## What the task asks
Transcribe the records that follow exactly. Skip the pictures.
-- START Input data --
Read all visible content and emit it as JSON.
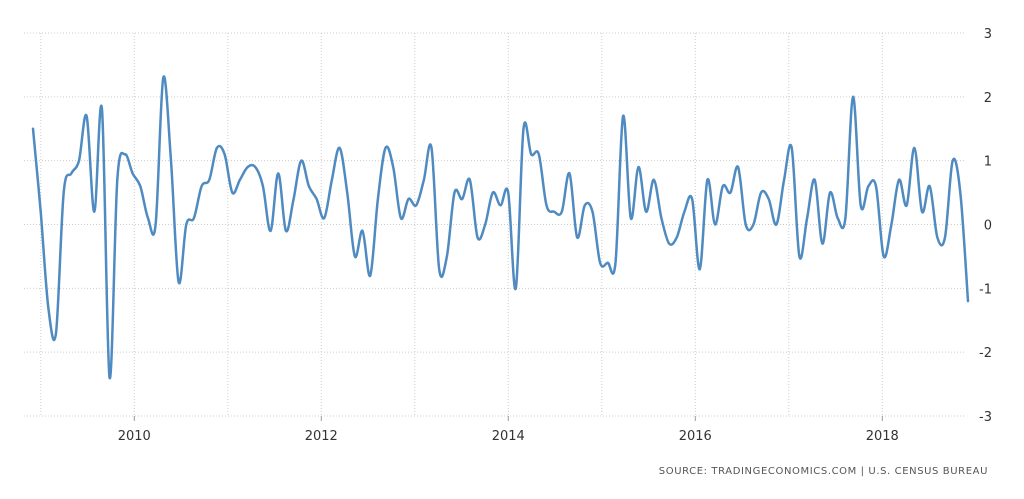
{
  "source_text": "SOURCE: TRADINGECONOMICS.COM | U.S. CENSUS BUREAU",
  "colors": {
    "line": "#4f8bc0",
    "grid": "#cccccc",
    "text": "#333333"
  },
  "chart_data": {
    "type": "line",
    "title": "",
    "xlabel": "",
    "ylabel": "",
    "ylim": [
      -3,
      3
    ],
    "yticks": [
      "3",
      "2",
      "1",
      "0",
      "-1",
      "-2",
      "-3"
    ],
    "xticks": [
      "2010",
      "2012",
      "2014",
      "2016",
      "2018"
    ],
    "x_start": "2008-12",
    "x_end": "2018-12",
    "grid": true,
    "legend": "none",
    "series": [
      {
        "values": [
          1.5,
          0.2,
          -1.3,
          -1.7,
          0.5,
          0.8,
          1.0,
          1.7,
          0.2,
          1.8,
          -2.4,
          0.7,
          1.1,
          0.8,
          0.6,
          0.1,
          0.0,
          2.3,
          1.0,
          -0.9,
          0.0,
          0.1,
          0.6,
          0.7,
          1.2,
          1.1,
          0.5,
          0.7,
          0.9,
          0.9,
          0.6,
          -0.1,
          0.8,
          -0.1,
          0.4,
          1.0,
          0.6,
          0.4,
          0.1,
          0.7,
          1.2,
          0.5,
          -0.5,
          -0.1,
          -0.8,
          0.4,
          1.2,
          0.9,
          0.1,
          0.4,
          0.3,
          0.7,
          1.2,
          -0.7,
          -0.5,
          0.5,
          0.4,
          0.7,
          -0.2,
          0.0,
          0.5,
          0.3,
          0.5,
          -1.0,
          1.5,
          1.1,
          1.1,
          0.3,
          0.2,
          0.2,
          0.8,
          -0.2,
          0.3,
          0.2,
          -0.6,
          -0.6,
          -0.6,
          1.7,
          0.1,
          0.9,
          0.2,
          0.7,
          0.1,
          -0.3,
          -0.2,
          0.2,
          0.4,
          -0.7,
          0.7,
          0.0,
          0.6,
          0.5,
          0.9,
          0.0,
          0.0,
          0.5,
          0.4,
          0.0,
          0.7,
          1.2,
          -0.5,
          0.1,
          0.7,
          -0.3,
          0.5,
          0.1,
          0.1,
          2.0,
          0.3,
          0.6,
          0.6,
          -0.5,
          0.0,
          0.7,
          0.3,
          1.2,
          0.2,
          0.6,
          -0.2,
          -0.2,
          1.0,
          0.5,
          -1.2
        ]
      }
    ]
  }
}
-- END Input data --
## Response below
Read all visible content and emit it as JSON.
{
  "source_text": "SOURCE: TRADINGECONOMICS.COM | U.S. CENSUS BUREAU",
  "colors": {
    "line": "#4f8bc0",
    "grid": "#cccccc",
    "text": "#333333"
  },
  "chart_data": {
    "type": "line",
    "title": "",
    "xlabel": "",
    "ylabel": "",
    "ylim": [
      -3,
      3
    ],
    "yticks": [
      "3",
      "2",
      "1",
      "0",
      "-1",
      "-2",
      "-3"
    ],
    "xticks": [
      "2010",
      "2012",
      "2014",
      "2016",
      "2018"
    ],
    "x_start": "2008-12",
    "x_end": "2018-12",
    "grid": true,
    "legend": "none",
    "series": [
      {
        "values": [
          1.5,
          0.2,
          -1.3,
          -1.7,
          0.5,
          0.8,
          1.0,
          1.7,
          0.2,
          1.8,
          -2.4,
          0.7,
          1.1,
          0.8,
          0.6,
          0.1,
          0.0,
          2.3,
          1.0,
          -0.9,
          0.0,
          0.1,
          0.6,
          0.7,
          1.2,
          1.1,
          0.5,
          0.7,
          0.9,
          0.9,
          0.6,
          -0.1,
          0.8,
          -0.1,
          0.4,
          1.0,
          0.6,
          0.4,
          0.1,
          0.7,
          1.2,
          0.5,
          -0.5,
          -0.1,
          -0.8,
          0.4,
          1.2,
          0.9,
          0.1,
          0.4,
          0.3,
          0.7,
          1.2,
          -0.7,
          -0.5,
          0.5,
          0.4,
          0.7,
          -0.2,
          0.0,
          0.5,
          0.3,
          0.5,
          -1.0,
          1.5,
          1.1,
          1.1,
          0.3,
          0.2,
          0.2,
          0.8,
          -0.2,
          0.3,
          0.2,
          -0.6,
          -0.6,
          -0.6,
          1.7,
          0.1,
          0.9,
          0.2,
          0.7,
          0.1,
          -0.3,
          -0.2,
          0.2,
          0.4,
          -0.7,
          0.7,
          0.0,
          0.6,
          0.5,
          0.9,
          0.0,
          0.0,
          0.5,
          0.4,
          0.0,
          0.7,
          1.2,
          -0.5,
          0.1,
          0.7,
          -0.3,
          0.5,
          0.1,
          0.1,
          2.0,
          0.3,
          0.6,
          0.6,
          -0.5,
          0.0,
          0.7,
          0.3,
          1.2,
          0.2,
          0.6,
          -0.2,
          -0.2,
          1.0,
          0.5,
          -1.2
        ]
      }
    ]
  }
}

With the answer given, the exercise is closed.